[INSTRUCTIONS TO FOLLOW]:
Return the lines below that carry the word "window".

[RECORDS PROVIDED]:
— start —
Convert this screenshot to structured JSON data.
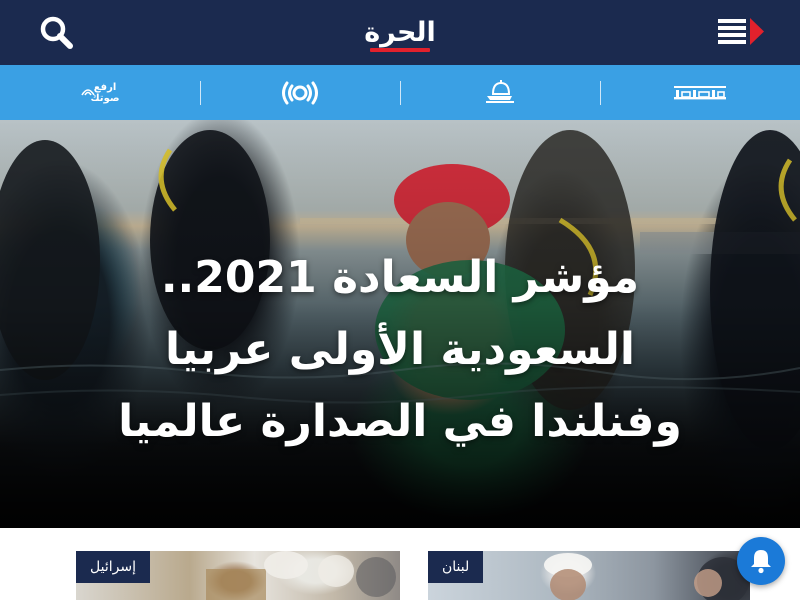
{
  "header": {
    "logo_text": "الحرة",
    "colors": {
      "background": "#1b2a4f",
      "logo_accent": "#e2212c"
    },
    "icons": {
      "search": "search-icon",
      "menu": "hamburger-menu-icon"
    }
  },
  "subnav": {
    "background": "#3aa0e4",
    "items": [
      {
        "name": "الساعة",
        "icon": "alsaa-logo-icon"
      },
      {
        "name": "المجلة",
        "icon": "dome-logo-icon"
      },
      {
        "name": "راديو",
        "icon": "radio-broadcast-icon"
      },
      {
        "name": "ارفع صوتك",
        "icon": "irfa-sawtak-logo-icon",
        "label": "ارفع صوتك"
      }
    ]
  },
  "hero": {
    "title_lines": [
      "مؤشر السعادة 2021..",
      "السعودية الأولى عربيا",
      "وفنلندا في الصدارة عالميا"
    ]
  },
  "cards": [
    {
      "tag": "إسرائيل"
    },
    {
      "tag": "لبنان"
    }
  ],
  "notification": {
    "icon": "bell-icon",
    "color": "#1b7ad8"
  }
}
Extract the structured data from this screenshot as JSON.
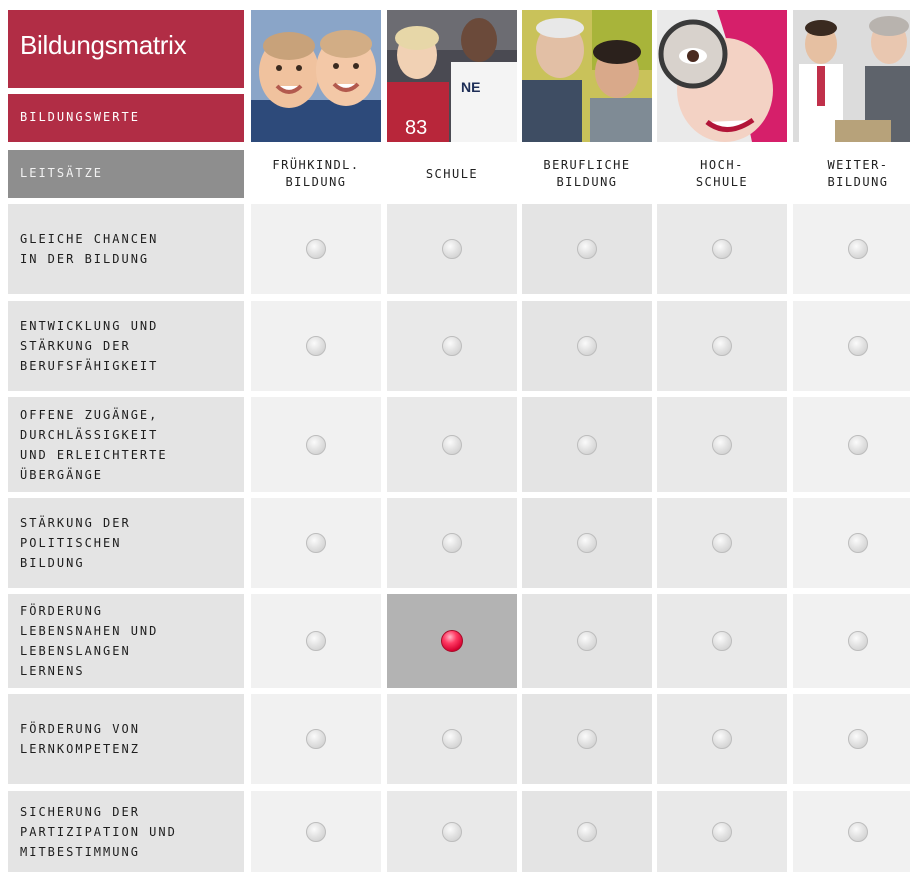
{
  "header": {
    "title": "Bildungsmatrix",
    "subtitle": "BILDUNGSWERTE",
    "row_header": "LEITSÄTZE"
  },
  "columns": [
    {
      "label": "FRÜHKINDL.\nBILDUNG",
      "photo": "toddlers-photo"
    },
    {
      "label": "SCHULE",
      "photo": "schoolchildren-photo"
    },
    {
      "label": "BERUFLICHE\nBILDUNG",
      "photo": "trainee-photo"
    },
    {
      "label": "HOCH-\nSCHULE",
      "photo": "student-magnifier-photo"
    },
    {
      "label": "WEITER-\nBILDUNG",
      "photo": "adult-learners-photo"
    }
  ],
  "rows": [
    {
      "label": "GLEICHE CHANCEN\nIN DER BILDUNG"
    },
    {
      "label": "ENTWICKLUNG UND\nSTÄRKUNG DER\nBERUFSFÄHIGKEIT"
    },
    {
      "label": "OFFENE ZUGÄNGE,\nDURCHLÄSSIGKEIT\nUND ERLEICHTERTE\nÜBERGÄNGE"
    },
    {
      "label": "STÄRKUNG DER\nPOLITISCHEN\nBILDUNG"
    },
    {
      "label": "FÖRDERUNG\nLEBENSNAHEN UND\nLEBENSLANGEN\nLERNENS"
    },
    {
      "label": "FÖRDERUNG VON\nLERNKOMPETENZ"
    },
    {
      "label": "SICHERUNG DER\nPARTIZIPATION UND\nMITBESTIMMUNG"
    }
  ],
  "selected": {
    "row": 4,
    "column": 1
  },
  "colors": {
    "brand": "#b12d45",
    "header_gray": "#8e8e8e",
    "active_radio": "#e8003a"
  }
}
— end —
— start —
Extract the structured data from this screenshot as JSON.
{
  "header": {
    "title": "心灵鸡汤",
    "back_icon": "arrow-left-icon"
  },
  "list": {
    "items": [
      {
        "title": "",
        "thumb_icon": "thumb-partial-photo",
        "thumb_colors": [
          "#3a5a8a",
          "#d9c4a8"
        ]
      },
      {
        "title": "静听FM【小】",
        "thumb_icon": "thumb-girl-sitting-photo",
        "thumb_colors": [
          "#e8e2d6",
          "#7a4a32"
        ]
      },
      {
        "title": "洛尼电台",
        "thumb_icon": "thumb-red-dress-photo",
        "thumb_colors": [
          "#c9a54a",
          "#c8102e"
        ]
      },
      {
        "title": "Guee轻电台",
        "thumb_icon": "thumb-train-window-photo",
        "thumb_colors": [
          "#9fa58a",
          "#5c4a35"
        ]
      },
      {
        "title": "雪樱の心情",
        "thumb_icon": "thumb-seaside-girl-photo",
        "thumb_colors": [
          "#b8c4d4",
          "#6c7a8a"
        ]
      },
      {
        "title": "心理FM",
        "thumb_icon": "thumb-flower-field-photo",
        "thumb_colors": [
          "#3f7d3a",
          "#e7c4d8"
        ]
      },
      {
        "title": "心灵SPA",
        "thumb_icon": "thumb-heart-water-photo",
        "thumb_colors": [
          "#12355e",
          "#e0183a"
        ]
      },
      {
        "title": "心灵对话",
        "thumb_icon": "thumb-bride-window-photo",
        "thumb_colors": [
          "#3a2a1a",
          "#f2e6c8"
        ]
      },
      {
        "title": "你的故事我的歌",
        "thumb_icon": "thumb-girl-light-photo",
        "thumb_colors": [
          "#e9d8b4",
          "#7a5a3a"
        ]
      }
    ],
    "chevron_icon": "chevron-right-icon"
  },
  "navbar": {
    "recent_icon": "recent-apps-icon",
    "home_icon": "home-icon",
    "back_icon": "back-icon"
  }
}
— end —
— start —
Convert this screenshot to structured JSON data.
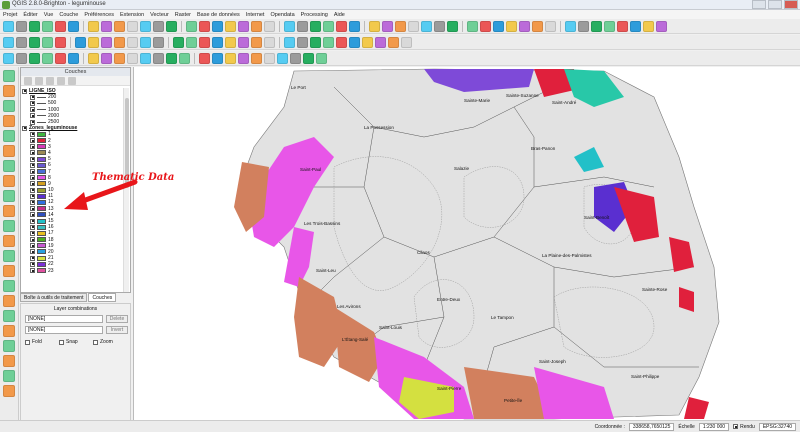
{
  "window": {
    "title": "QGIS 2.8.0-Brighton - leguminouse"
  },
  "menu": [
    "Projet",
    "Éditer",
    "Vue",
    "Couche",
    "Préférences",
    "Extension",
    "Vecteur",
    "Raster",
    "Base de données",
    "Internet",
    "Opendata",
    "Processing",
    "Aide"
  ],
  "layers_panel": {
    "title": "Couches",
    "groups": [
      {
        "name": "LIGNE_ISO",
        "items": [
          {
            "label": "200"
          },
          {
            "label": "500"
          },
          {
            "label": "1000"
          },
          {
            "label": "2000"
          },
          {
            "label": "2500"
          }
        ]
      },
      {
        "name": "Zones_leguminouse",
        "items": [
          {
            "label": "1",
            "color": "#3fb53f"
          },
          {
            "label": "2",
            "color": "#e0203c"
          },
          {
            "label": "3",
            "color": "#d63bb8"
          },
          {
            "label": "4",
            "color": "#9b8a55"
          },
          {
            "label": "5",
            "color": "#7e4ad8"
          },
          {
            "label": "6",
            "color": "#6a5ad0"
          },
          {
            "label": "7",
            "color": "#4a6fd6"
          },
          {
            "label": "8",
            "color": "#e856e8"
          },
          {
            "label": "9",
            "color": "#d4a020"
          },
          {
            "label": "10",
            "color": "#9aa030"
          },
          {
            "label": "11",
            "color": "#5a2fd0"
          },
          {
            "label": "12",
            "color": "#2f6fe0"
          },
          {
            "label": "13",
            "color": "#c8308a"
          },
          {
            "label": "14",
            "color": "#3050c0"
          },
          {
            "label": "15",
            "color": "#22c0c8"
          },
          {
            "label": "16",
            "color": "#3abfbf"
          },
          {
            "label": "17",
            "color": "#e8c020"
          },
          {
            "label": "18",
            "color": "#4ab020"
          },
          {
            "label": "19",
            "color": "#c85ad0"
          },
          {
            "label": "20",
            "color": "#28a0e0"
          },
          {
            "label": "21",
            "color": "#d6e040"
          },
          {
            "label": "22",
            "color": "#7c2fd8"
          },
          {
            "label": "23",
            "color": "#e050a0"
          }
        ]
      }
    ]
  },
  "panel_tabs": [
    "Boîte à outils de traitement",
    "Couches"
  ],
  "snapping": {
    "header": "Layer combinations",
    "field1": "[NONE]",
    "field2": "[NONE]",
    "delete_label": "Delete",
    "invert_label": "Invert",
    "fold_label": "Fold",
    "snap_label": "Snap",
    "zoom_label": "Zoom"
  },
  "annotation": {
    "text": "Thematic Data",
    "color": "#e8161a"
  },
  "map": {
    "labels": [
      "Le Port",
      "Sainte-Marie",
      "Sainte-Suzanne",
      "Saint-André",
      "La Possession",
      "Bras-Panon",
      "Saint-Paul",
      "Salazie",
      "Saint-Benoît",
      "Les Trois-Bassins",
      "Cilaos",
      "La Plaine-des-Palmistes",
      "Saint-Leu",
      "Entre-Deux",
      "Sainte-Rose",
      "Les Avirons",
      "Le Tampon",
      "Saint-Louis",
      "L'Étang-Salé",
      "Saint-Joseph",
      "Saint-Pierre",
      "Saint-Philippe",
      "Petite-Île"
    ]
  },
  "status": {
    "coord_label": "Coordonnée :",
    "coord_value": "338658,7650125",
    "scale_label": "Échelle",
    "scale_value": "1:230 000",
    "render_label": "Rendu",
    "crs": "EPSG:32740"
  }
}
— end —
[FULL ANSWER]:
        "thumb_icon": "thumb-train-window-photo",
        "thumb_icon": "thumb-bride-window-photo",
  "window": {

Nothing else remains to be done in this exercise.